Extracted text.
──────────────────────────────

A lamplighter is a person employed to light and maintain candle or, later, gas street lights. Very few exist today as most gas street lighting has long been replaced by electric lamps.

Function
Lights were lit each evening, generally by means of a wick on a long pole. At dawn, the lamplighter would return to put them out using a small hook on the same pole. Early street lights were generally candles, oil, and similar consumable liquid or solid lighting sources with wicks.

Other duties
Another lamplighter duty was to carry a ladder and renew the candles, oil, or gas mantles.

In some communities, lamplighters served in a role akin to a town watchman; in others, it may have been seen as little more than a sinecure.

In the 19th century, gas lights became the dominant form of street lighting. Early gaslights required lamplighters, but eventually  systems were developed which allowed the lights to operate automatically.

Today
Today a lamplighter is an extremely rare job. In Brest as a tourist attraction a lamplighter has been employed since 2009 to light up the kerosene lamps in the shopping street every day.

A small team of lamplighters still operate in London, England where gas lights have been installed by English Heritage.

In the European Union, there are only two cities where lamplighters are still on duty. Zagreb in Croatia and Wroclaw in Poland.

In Waikiki, Hawaii, lamplighters in traditional Hawaiian costumes run along the shore and light gas torches in the evening.

Frank Serpico, an NYPD whistleblower, prefers to use the term "lamp-lighter" to describe the whistleblower's role as a watchman.

Tinker Tailor Soldier Spy, a spy novel written by John le Carré, refers to Lamplighters as a section of British Intelligence that provided surveillance and couriers.

Lamplighter's Serenade  is a song written by Hoagy Carmichael. It was recorded by Frank Sinatra during his first session as a solo artist, on 19 January 1942. Bing Crosby also recorded a version of the song just days later.

The Old Lamp-Lighter is another song; its music was written by Nat Simon, the lyrics by Charles Tobias. The song was published in 1946.

Jack the Lamplighter is a character in the film Mary Poppins Returns.

Modern outdoors usage 

In the late-19th and 20th centuries, most cities with gas streetlights replaced them with new electric streetlights. For example, Baltimore, the first US city to install gas streetlights, removed nearly all of them in 1957.  A gas lamp is located at N. Holliday Street and E. Baltimore Street as a monument to the first gas lamp in America, erected at that location.

However, gas lighting of streets has not disappeared completely from some cities, and the few municipalities that retained gas lighting now find that it provides a pleasing nostalgic effect. Gas lighting is also seeing a resurgence in the luxury home market for those in search of historical authenticity.

──────────────────────────────

Recorded information.
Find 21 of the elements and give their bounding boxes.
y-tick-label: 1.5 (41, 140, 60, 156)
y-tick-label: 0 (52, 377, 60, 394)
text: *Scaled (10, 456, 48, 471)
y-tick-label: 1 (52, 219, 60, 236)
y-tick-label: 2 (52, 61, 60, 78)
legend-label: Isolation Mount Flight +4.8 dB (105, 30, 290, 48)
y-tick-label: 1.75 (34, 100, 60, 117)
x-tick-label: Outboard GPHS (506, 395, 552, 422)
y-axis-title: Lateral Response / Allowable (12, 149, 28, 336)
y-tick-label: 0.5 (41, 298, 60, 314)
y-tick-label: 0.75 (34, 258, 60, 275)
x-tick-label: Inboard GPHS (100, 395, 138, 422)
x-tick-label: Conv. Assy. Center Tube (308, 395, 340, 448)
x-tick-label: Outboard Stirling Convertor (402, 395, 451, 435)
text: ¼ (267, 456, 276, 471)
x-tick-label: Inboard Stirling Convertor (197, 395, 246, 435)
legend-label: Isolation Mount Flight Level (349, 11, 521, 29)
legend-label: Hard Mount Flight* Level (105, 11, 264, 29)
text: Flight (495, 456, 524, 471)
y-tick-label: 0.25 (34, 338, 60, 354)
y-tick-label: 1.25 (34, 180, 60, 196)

──────────────────────────────

Challenge 1.
In the article on lamplighters:
(a) What did the lamplighter use at dawn to put the lights out?
(b) Since what year has Brest employed a lamplighter?
(c) In what year did Baltimore remove nearly all of its gas streetlights?
Challenge 2. Pick up the article on lamplighters after its last sentence and continue writing it.

Expected answer 1.
(a) A small hook on the same pole used to light them.
(b) 2009.
(c) 1957.

Expected answer 2.
The largest gas lighting network in the world is that of Berlin. With about 37,000 lamps (2014), it holds more than half of all working gas street lamps in the world. In central London around 1500 gas lamps still operate, lighting the Royal Parks, the exterior of Buckingham Palace and almost the entire Covent Garden area. The Park Estate in Nottingham retains much of its original character, including the original gas lighting network.

In the United States, more than 2800 gas lights in Boston operate in the historic districts of Beacon Hill, Back Bay, Bay Village, Charlestown, and parts of other neighborhoods. In Cincinnati, Ohio, more than 1100 gas lights operate in areas that have been named historic districts. Gas lights also operate in parts of the famed French Quarter and outside historic homes throughout the city in New Orleans.

South Orange, New Jersey, has adopted the gaslight as the symbol of the town, and uses them on nearly all streets. Several other towns in New Jersey also retain gas lighting: Glen Ridge, Palmyra, Riverton, and some parts of Orange, Cape May, and Cherry Hill. The village of Riverside, Illinois, still uses its original gas street lights that are an original feature of the  Frederick Law Olmsted planned community. Manhattan Beach, California, has a gas lamp section in which all the sidewalks are lit by public gas lamps. Disneyland has authentic 19th century gas lamps from Baltimore along the "Main Street, U.S.A." section of the theme park.

Many gas utility companies will still quote a fixed periodic rate for a customer-maintained gas lamp, and some homeowners still use such devices. However, the high cost of natural gas lighting at least partly explains why a large number of older gas lamps have been converted to electricity. Solar-rechargeable battery-powered gas light controllers can be easily retrofitted into existing gas lamps to keep the lights off during daylight hours and cut energy consumption and green-house gas carbon emissions by 50%.

Further reading

 Carl Benedikt Frey. 2019. The Technology Trap: Capital, Labor, and Power in the Age of Automation. Princeton University Press.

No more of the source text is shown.